## RECORDS
***

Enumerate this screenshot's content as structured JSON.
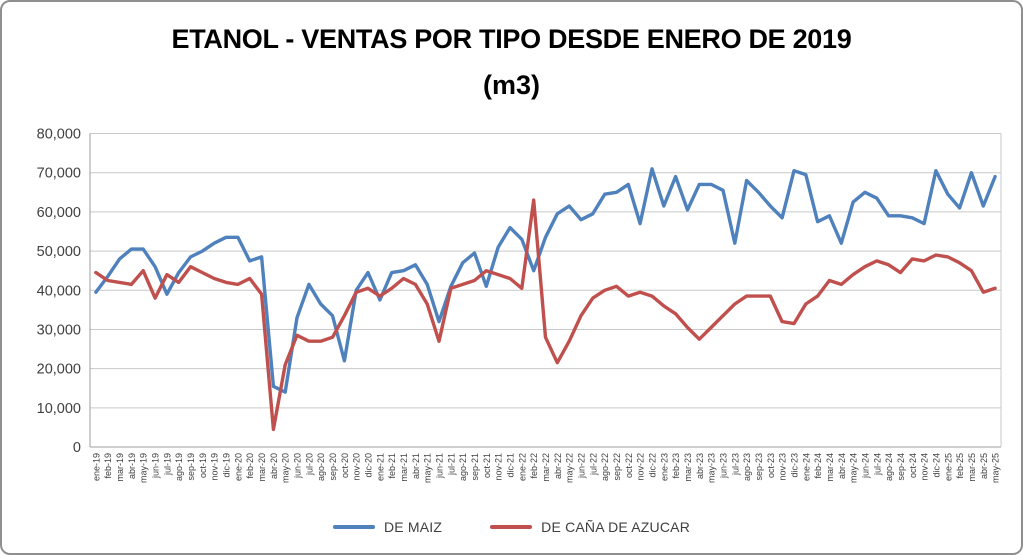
{
  "title": "ETANOL - VENTAS POR TIPO DESDE ENERO DE 2019",
  "subtitle": "(m3)",
  "legend": [
    {
      "label": "DE MAIZ",
      "color": "#4F81BD"
    },
    {
      "label": "DE CAÑA DE AZUCAR",
      "color": "#C0504D"
    }
  ],
  "axis": {
    "y_tick_labels": [
      "0",
      "10,000",
      "20,000",
      "30,000",
      "40,000",
      "50,000",
      "60,000",
      "70,000",
      "80,000"
    ]
  },
  "colors": {
    "gridline": "#c9c9c9",
    "axis_line": "#9d9d9d",
    "tick_text": "#404040"
  },
  "chart_data": {
    "type": "line",
    "title": "ETANOL - VENTAS POR TIPO DESDE ENERO DE 2019 (m3)",
    "ylim": [
      0,
      80000
    ],
    "y_step": 10000,
    "grid": true,
    "legend_position": "bottom",
    "categories": [
      "ene-19",
      "feb-19",
      "mar-19",
      "abr-19",
      "may-19",
      "jun-19",
      "jul-19",
      "ago-19",
      "sep-19",
      "oct-19",
      "nov-19",
      "dic-19",
      "ene-20",
      "feb-20",
      "mar-20",
      "abr-20",
      "may-20",
      "jun-20",
      "jul-20",
      "ago-20",
      "sep-20",
      "oct-20",
      "nov-20",
      "dic-20",
      "ene-21",
      "feb-21",
      "mar-21",
      "abr-21",
      "may-21",
      "jun-21",
      "jul-21",
      "ago-21",
      "sep-21",
      "oct-21",
      "nov-21",
      "dic-21",
      "ene-22",
      "feb-22",
      "mar-22",
      "abr-22",
      "may-22",
      "jun-22",
      "jul-22",
      "ago-22",
      "sep-22",
      "oct-22",
      "nov-22",
      "dic-22",
      "ene-23",
      "feb-23",
      "mar-23",
      "abr-23",
      "may-23",
      "jun-23",
      "jul-23",
      "ago-23",
      "sep-23",
      "oct-23",
      "nov-23",
      "dic-23",
      "ene-24",
      "feb-24",
      "mar-24",
      "abr-24",
      "may-24",
      "jun-24",
      "jul-24",
      "ago-24",
      "sep-24",
      "oct-24",
      "nov-24",
      "dic-24",
      "ene-25",
      "feb-25",
      "mar-25",
      "abr-25",
      "may-25"
    ],
    "series": [
      {
        "name": "DE MAIZ",
        "color": "#4F81BD",
        "values": [
          39500,
          43500,
          48000,
          50500,
          50500,
          46000,
          39000,
          44500,
          48500,
          50000,
          52000,
          53500,
          53500,
          47500,
          48500,
          15500,
          14000,
          33000,
          41500,
          36500,
          33500,
          22000,
          40000,
          44500,
          37500,
          44500,
          45000,
          46500,
          41500,
          32000,
          41000,
          47000,
          49500,
          41000,
          51000,
          56000,
          53000,
          45000,
          53500,
          59500,
          61500,
          58000,
          59500,
          64500,
          65000,
          67000,
          57000,
          71000,
          61500,
          69000,
          60500,
          67000,
          67000,
          65500,
          52000,
          68000,
          65000,
          61500,
          58500,
          70500,
          69500,
          57500,
          59000,
          52000,
          62500,
          65000,
          63500,
          59000,
          59000,
          58500,
          57000,
          70500,
          64500,
          61000,
          70000,
          61500,
          69000
        ]
      },
      {
        "name": "DE CAÑA DE AZUCAR",
        "color": "#C0504D",
        "values": [
          44500,
          42500,
          42000,
          41500,
          45000,
          38000,
          44000,
          42000,
          46000,
          44500,
          43000,
          42000,
          41500,
          43000,
          39000,
          4500,
          21000,
          28500,
          27000,
          27000,
          28000,
          33500,
          39500,
          40500,
          38500,
          40500,
          43000,
          41500,
          36500,
          27000,
          40500,
          41500,
          42500,
          45000,
          44000,
          43000,
          40500,
          63000,
          28000,
          21500,
          27000,
          33500,
          38000,
          40000,
          41000,
          38500,
          39500,
          38500,
          36000,
          34000,
          30500,
          27500,
          30500,
          33500,
          36500,
          38500,
          38500,
          38500,
          32000,
          31500,
          36500,
          38500,
          42500,
          41500,
          44000,
          46000,
          47500,
          46500,
          44500,
          48000,
          47500,
          49000,
          48500,
          47000,
          45000,
          39500,
          40500
        ]
      }
    ]
  }
}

***

Reproduce the material word for word. Any pictures should be left out of the copy.

Enumerate this screenshot's content as structured JSON.
{
  "title": "ETANOL - VENTAS POR TIPO DESDE ENERO DE 2019",
  "subtitle": "(m3)",
  "legend": [
    {
      "label": "DE MAIZ",
      "color": "#4F81BD"
    },
    {
      "label": "DE CAÑA DE AZUCAR",
      "color": "#C0504D"
    }
  ],
  "axis": {
    "y_tick_labels": [
      "0",
      "10,000",
      "20,000",
      "30,000",
      "40,000",
      "50,000",
      "60,000",
      "70,000",
      "80,000"
    ]
  },
  "colors": {
    "gridline": "#c9c9c9",
    "axis_line": "#9d9d9d",
    "tick_text": "#404040"
  },
  "chart_data": {
    "type": "line",
    "title": "ETANOL - VENTAS POR TIPO DESDE ENERO DE 2019 (m3)",
    "ylim": [
      0,
      80000
    ],
    "y_step": 10000,
    "grid": true,
    "legend_position": "bottom",
    "categories": [
      "ene-19",
      "feb-19",
      "mar-19",
      "abr-19",
      "may-19",
      "jun-19",
      "jul-19",
      "ago-19",
      "sep-19",
      "oct-19",
      "nov-19",
      "dic-19",
      "ene-20",
      "feb-20",
      "mar-20",
      "abr-20",
      "may-20",
      "jun-20",
      "jul-20",
      "ago-20",
      "sep-20",
      "oct-20",
      "nov-20",
      "dic-20",
      "ene-21",
      "feb-21",
      "mar-21",
      "abr-21",
      "may-21",
      "jun-21",
      "jul-21",
      "ago-21",
      "sep-21",
      "oct-21",
      "nov-21",
      "dic-21",
      "ene-22",
      "feb-22",
      "mar-22",
      "abr-22",
      "may-22",
      "jun-22",
      "jul-22",
      "ago-22",
      "sep-22",
      "oct-22",
      "nov-22",
      "dic-22",
      "ene-23",
      "feb-23",
      "mar-23",
      "abr-23",
      "may-23",
      "jun-23",
      "jul-23",
      "ago-23",
      "sep-23",
      "oct-23",
      "nov-23",
      "dic-23",
      "ene-24",
      "feb-24",
      "mar-24",
      "abr-24",
      "may-24",
      "jun-24",
      "jul-24",
      "ago-24",
      "sep-24",
      "oct-24",
      "nov-24",
      "dic-24",
      "ene-25",
      "feb-25",
      "mar-25",
      "abr-25",
      "may-25"
    ],
    "series": [
      {
        "name": "DE MAIZ",
        "color": "#4F81BD",
        "values": [
          39500,
          43500,
          48000,
          50500,
          50500,
          46000,
          39000,
          44500,
          48500,
          50000,
          52000,
          53500,
          53500,
          47500,
          48500,
          15500,
          14000,
          33000,
          41500,
          36500,
          33500,
          22000,
          40000,
          44500,
          37500,
          44500,
          45000,
          46500,
          41500,
          32000,
          41000,
          47000,
          49500,
          41000,
          51000,
          56000,
          53000,
          45000,
          53500,
          59500,
          61500,
          58000,
          59500,
          64500,
          65000,
          67000,
          57000,
          71000,
          61500,
          69000,
          60500,
          67000,
          67000,
          65500,
          52000,
          68000,
          65000,
          61500,
          58500,
          70500,
          69500,
          57500,
          59000,
          52000,
          62500,
          65000,
          63500,
          59000,
          59000,
          58500,
          57000,
          70500,
          64500,
          61000,
          70000,
          61500,
          69000
        ]
      },
      {
        "name": "DE CAÑA DE AZUCAR",
        "color": "#C0504D",
        "values": [
          44500,
          42500,
          42000,
          41500,
          45000,
          38000,
          44000,
          42000,
          46000,
          44500,
          43000,
          42000,
          41500,
          43000,
          39000,
          4500,
          21000,
          28500,
          27000,
          27000,
          28000,
          33500,
          39500,
          40500,
          38500,
          40500,
          43000,
          41500,
          36500,
          27000,
          40500,
          41500,
          42500,
          45000,
          44000,
          43000,
          40500,
          63000,
          28000,
          21500,
          27000,
          33500,
          38000,
          40000,
          41000,
          38500,
          39500,
          38500,
          36000,
          34000,
          30500,
          27500,
          30500,
          33500,
          36500,
          38500,
          38500,
          38500,
          32000,
          31500,
          36500,
          38500,
          42500,
          41500,
          44000,
          46000,
          47500,
          46500,
          44500,
          48000,
          47500,
          49000,
          48500,
          47000,
          45000,
          39500,
          40500
        ]
      }
    ]
  }
}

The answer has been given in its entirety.